Listed below are entries; give the number of lines among them that include "child", and only that number.

# start of SOURCE MATERIAL

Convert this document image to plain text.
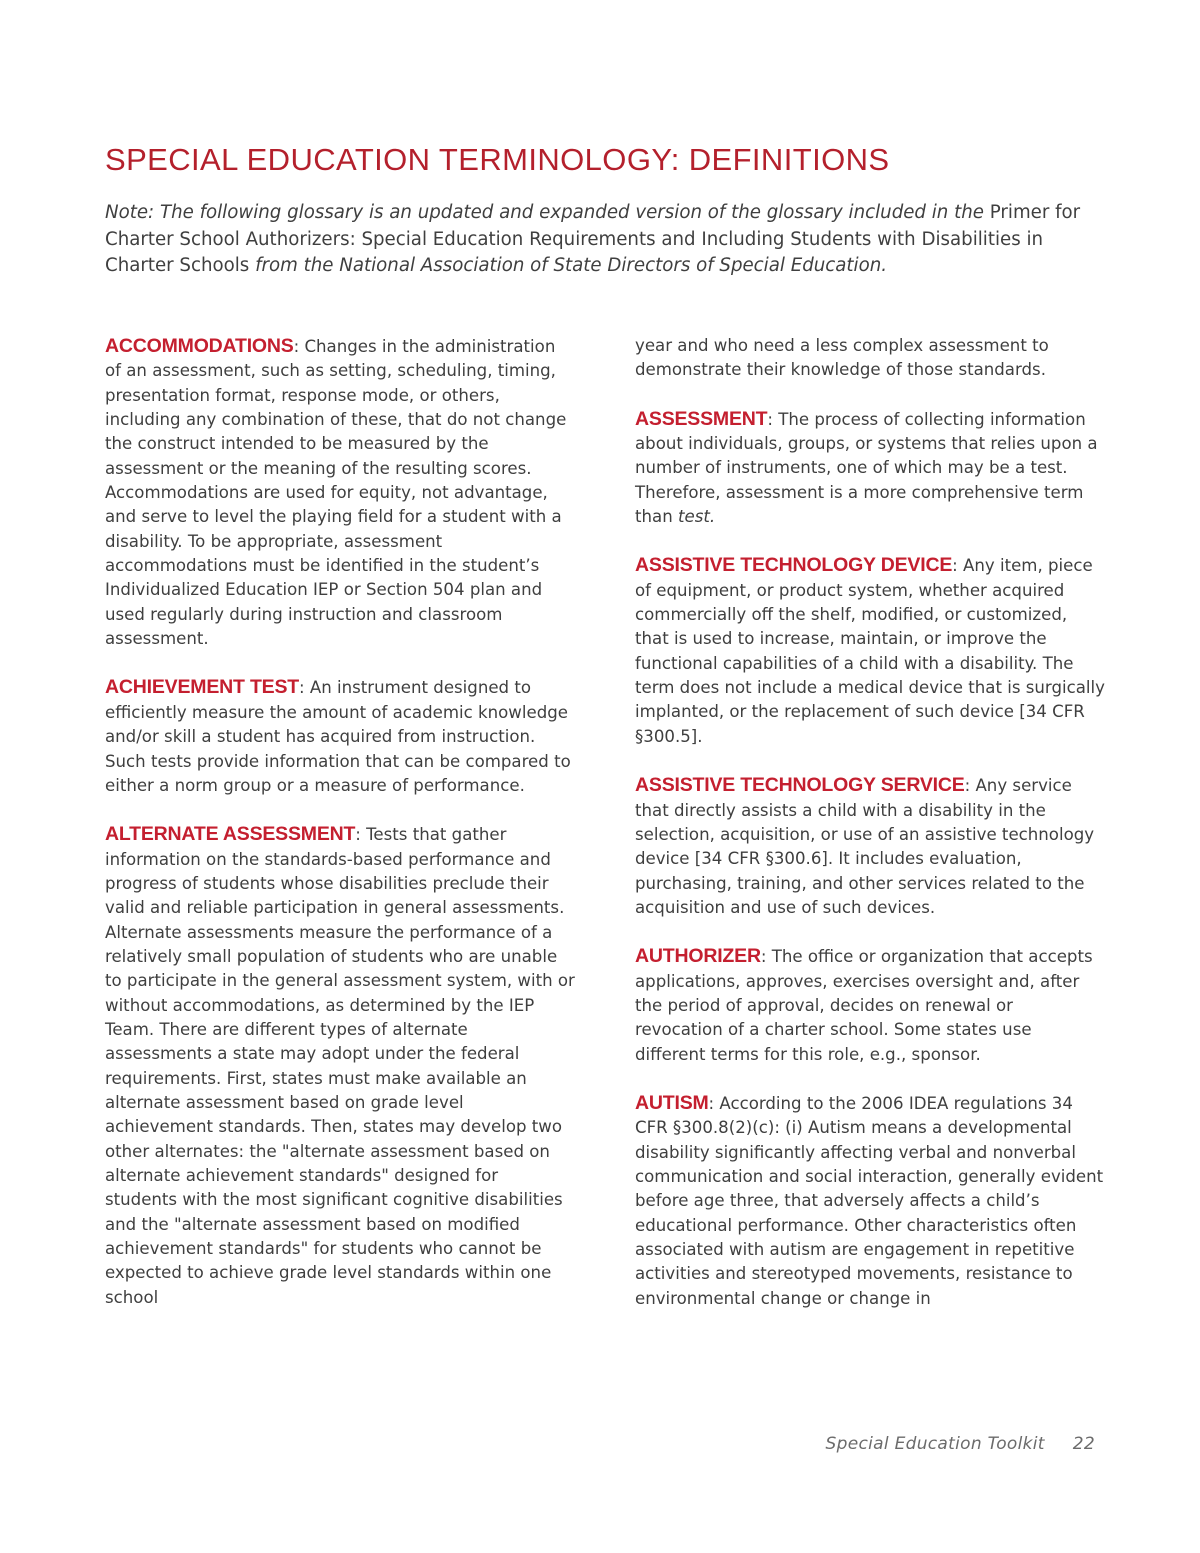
SPECIAL EDUCATION TERMINOLOGY: DEFINITIONS

Note: The following glossary is an updated and expanded version of the glossary included in the Primer for Charter School Authorizers: Special Education Requirements and Including Students with Disabilities in Charter Schools from the National Association of State Directors of Special Education.

ACCOMMODATIONS: Changes in the administration of an assessment, such as setting, scheduling, timing, presentation format, response mode, or others, including any combination of these, that do not change the construct intended to be measured by the assessment or the meaning of the resulting scores. Accommodations are used for equity, not advantage, and serve to level the playing field for a student with a disability. To be appropriate, assessment accommodations must be identified in the student’s Individualized Education IEP or Section 504 plan and used regularly during instruction and classroom assessment.

ACHIEVEMENT TEST: An instrument designed to efficiently measure the amount of academic knowledge and/or skill a student has acquired from instruction. Such tests provide information that can be compared to either a norm group or a measure of performance.

ALTERNATE ASSESSMENT: Tests that gather information on the standards-based performance and progress of students whose disabilities preclude their valid and reliable participation in general assessments. Alternate assessments measure the performance of a relatively small population of students who are unable to participate in the general assessment system, with or without accommodations, as determined by the IEP Team. There are different types of alternate assessments a state may adopt under the federal requirements. First, states must make available an alternate assessment based on grade level achievement standards. Then, states may develop two other alternates: the "alternate assessment based on alternate achievement standards" designed for students with the most significant cognitive disabilities and the "alternate assessment based on modified achievement standards" for students who cannot be expected to achieve grade level standards within one school

year and who need a less complex assessment to demonstrate their knowledge of those standards.

ASSESSMENT: The process of collecting information about individuals, groups, or systems that relies upon a number of instruments, one of which may be a test. Therefore, assessment is a more comprehensive term than test.

ASSISTIVE TECHNOLOGY DEVICE: Any item, piece of equipment, or product system, whether acquired commercially off the shelf, modified, or customized, that is used to increase, maintain, or improve the functional capabilities of a child with a disability. The term does not include a medical device that is surgically implanted, or the replacement of such device [34 CFR §300.5].

ASSISTIVE TECHNOLOGY SERVICE: Any service that directly assists a child with a disability in the selection, acquisition, or use of an assistive technology device [34 CFR §300.6]. It includes evaluation, purchasing, training, and other services related to the acquisition and use of such devices.

AUTHORIZER: The office or organization that accepts applications, approves, exercises oversight and, after the period of approval, decides on renewal or revocation of a charter school. Some states use different terms for this role, e.g., sponsor.

AUTISM: According to the 2006 IDEA regulations 34 CFR §300.8(2)(c): (i) Autism means a developmental disability significantly affecting verbal and nonverbal communication and social interaction, generally evident before age three, that adversely affects a child’s educational performance. Other characteristics often associated with autism are engagement in repetitive activities and stereotyped movements, resistance to environmental change or change in

Special Education Toolkit 22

# end of SOURCE MATERIAL

| ANSWER TO THE EXERCISE |
3